Excerpt to read:
■ ■ ■

On Behalf of | Sep 18, 2014 | Civil Rights |

Or . . . Are We Still Having This Conversation?”

In Middletown, New Jersey, thirteen year old Rachel Pepe – born Brian Pepe – is fighting on the last LGBT Civil Rights front where battle is still necessary.

I’ve mentioned in past blogs that the Civil Rights Movement is not one movement for one group, but rather, many small movements for many distinct minorities, each with their own past history of having been exposed to societal, political, social and religious bigotry and hatred.

The first front in the Civil Rights War opened in the 1960’s for African Americans. The second front involved women. Each of those battles is still being fought, of course, but each battle has resulted in tremendous gains.

The “second” front, of course, also includes lots of “sub fronts” for other ethnic, racial and religious minorities. Those subsequent fronts, 2a, 2b, 2c, etc., (forgive me, that’s how my mind works) continue to open up as the makeup of society shifts and as current events move certain discussions to the forefront. After 9/11, for example, bigotry dramatically increased against people from the Middle East and people who are incorrectly perceived to be from the Middle East, like Indians and Pakistanis. Even Hispanic people and people from the western hemisphere with a certain color to their skin were exposed to bigotry putatively directed at individuals from the Middle East.

The third front in the Civil Rights fight, however, has been for LGBT people (lesbian, gay, bi-sexual and transgender). Within that front, the war is of still-recent vintage. I remember in the early 90’s that it suddenly became “OK” (but only “OK”) to have openly gay characters on a sitcom (Will & Grace) who were just reasonably “normal” people. There were still stereotypes. One was Jack, the wild and promiscuous gay man, and the other was Will, the “wise beyond his years” gay man who is a good friend to women. Yet despite those stereotypes, that was a step across the threshold for the culture. Here we are, twenty-five years later, and the number of shows featuring gay characters, and the number of gay characters on those shows, happens to reflect accurately the percentage of individuals in the country presumed to be homosexual, whether they admit it or not. That fight isn’t over, even though the strides made for equal marriage rights and anti-homophobic legislation has advanced the ball considerably.

Yet within the “third front,” there are four letters. One of those letters is “T,” for “transgender.” This letter represents by far the least numerical constituency in the “LGBT” acronym and also, almost universally, the segment least understood (often by the members of the other letters in the same group as much as by society in general). It’s not unfair or unreasonable to say that transgender people are the most vulnerable minority within a vulnerable minority. As hard as it is to “come out” as a gay or lesbian person, it’s harder and scarier, transgender people assure me, to come out as a transgender person. Sometimes, even their gay or lesbian friends and acquaintances don’t really understand what being a transgender person means.

■ ■ ■

Problem 1:
Echo the records verbatim, starting at the first line and ending at the line containing "external-link-icon — [1201, 553, 1210, 562]".

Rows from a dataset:
■ ■ ■

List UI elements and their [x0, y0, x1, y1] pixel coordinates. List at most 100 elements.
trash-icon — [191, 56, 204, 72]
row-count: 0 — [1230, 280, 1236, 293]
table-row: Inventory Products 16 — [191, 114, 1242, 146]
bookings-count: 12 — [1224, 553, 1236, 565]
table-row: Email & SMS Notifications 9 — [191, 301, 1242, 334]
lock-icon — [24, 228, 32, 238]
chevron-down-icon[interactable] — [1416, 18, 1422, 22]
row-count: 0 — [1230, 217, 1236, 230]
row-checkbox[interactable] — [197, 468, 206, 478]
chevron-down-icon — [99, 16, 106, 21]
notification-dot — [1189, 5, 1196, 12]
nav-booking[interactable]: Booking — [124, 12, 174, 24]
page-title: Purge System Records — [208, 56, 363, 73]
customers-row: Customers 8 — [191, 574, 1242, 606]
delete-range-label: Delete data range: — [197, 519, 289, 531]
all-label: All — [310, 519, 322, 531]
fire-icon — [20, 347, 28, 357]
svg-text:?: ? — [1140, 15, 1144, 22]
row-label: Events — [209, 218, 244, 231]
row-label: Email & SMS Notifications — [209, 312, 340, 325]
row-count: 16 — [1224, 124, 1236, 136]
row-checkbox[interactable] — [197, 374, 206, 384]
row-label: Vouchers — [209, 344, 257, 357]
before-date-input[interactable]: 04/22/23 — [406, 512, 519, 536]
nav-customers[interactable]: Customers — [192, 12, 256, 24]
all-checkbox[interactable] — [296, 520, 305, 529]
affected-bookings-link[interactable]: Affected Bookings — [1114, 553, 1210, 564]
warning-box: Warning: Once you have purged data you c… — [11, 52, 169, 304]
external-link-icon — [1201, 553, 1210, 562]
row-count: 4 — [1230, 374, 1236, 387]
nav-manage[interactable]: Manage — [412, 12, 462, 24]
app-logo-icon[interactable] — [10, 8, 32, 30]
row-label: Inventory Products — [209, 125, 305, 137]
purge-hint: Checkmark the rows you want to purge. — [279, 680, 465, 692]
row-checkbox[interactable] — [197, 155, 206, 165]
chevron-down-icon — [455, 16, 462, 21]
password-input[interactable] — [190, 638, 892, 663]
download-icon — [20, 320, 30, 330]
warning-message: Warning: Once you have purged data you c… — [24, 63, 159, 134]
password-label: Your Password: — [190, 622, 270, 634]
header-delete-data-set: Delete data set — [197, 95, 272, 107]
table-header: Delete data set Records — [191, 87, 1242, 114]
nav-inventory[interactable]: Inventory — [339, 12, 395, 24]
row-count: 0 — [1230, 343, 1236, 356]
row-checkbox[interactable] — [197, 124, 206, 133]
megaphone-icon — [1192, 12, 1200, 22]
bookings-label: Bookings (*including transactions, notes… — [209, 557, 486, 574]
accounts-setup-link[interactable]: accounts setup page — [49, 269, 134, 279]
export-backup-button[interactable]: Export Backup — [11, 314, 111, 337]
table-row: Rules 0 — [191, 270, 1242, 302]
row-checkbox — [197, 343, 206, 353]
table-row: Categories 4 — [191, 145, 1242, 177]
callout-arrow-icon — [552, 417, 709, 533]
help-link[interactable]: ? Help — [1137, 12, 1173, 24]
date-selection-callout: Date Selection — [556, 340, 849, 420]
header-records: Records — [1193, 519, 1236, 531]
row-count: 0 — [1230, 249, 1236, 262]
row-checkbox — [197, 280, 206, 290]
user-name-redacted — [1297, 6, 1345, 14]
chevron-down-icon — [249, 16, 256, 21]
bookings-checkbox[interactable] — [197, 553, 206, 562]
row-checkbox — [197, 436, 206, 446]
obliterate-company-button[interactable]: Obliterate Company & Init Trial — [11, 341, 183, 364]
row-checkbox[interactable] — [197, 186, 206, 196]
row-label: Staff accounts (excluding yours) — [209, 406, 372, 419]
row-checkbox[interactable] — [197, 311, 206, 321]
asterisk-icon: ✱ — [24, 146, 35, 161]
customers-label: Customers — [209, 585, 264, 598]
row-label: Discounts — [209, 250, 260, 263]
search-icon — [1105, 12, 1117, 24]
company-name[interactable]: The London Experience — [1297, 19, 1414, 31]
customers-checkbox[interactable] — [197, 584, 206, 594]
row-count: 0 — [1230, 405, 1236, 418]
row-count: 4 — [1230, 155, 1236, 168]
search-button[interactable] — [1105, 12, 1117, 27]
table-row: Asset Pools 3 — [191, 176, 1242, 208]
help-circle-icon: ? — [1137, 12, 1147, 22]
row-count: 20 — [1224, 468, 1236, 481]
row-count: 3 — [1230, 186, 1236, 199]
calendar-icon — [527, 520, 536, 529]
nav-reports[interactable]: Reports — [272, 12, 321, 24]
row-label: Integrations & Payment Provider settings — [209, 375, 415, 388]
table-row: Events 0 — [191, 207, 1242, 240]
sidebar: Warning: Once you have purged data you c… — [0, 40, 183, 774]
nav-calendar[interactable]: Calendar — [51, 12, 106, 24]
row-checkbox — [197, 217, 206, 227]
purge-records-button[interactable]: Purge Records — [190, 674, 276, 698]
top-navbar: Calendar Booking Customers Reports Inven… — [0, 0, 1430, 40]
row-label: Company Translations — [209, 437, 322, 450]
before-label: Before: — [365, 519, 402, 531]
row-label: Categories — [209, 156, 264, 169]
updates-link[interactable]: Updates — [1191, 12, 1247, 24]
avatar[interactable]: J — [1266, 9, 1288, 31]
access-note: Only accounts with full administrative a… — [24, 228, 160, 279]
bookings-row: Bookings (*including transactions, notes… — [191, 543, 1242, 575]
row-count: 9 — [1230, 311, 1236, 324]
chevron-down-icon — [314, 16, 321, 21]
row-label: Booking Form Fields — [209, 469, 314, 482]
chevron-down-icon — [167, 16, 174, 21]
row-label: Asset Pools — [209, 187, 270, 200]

■ ■ ■

Problem 2:
According to the civil rights post, what four words do the letters of the acronym "LGBT" stand for?

Full response 1:
List UI elements and their [x0, y0, x1, y1] pixel coordinates. List at most 100 elements.
trash-icon — [191, 56, 204, 72]
row-count: 0 — [1230, 280, 1236, 293]
table-row: Inventory Products 16 — [191, 114, 1242, 146]
bookings-count: 12 — [1224, 553, 1236, 565]
table-row: Email & SMS Notifications 9 — [191, 301, 1242, 334]
lock-icon — [24, 228, 32, 238]
chevron-down-icon[interactable] — [1416, 18, 1422, 22]
row-count: 0 — [1230, 217, 1236, 230]
row-checkbox[interactable] — [197, 468, 206, 478]
chevron-down-icon — [99, 16, 106, 21]
notification-dot — [1189, 5, 1196, 12]
nav-booking[interactable]: Booking — [124, 12, 174, 24]
page-title: Purge System Records — [208, 56, 363, 73]
customers-row: Customers 8 — [191, 574, 1242, 606]
delete-range-label: Delete data range: — [197, 519, 289, 531]
all-label: All — [310, 519, 322, 531]
fire-icon — [20, 347, 28, 357]
svg-text:?: ? — [1140, 15, 1144, 22]
row-label: Events — [209, 218, 244, 231]
row-label: Email & SMS Notifications — [209, 312, 340, 325]
row-count: 16 — [1224, 124, 1236, 136]
row-checkbox[interactable] — [197, 374, 206, 384]
row-label: Vouchers — [209, 344, 257, 357]
before-date-input[interactable]: 04/22/23 — [406, 512, 519, 536]
nav-customers[interactable]: Customers — [192, 12, 256, 24]
all-checkbox[interactable] — [296, 520, 305, 529]
affected-bookings-link[interactable]: Affected Bookings — [1114, 553, 1210, 564]
warning-box: Warning: Once you have purged data you c… — [11, 52, 169, 304]
external-link-icon — [1201, 553, 1210, 562]

Full response 2:
Lesbian, gay, bi-sexual, transgender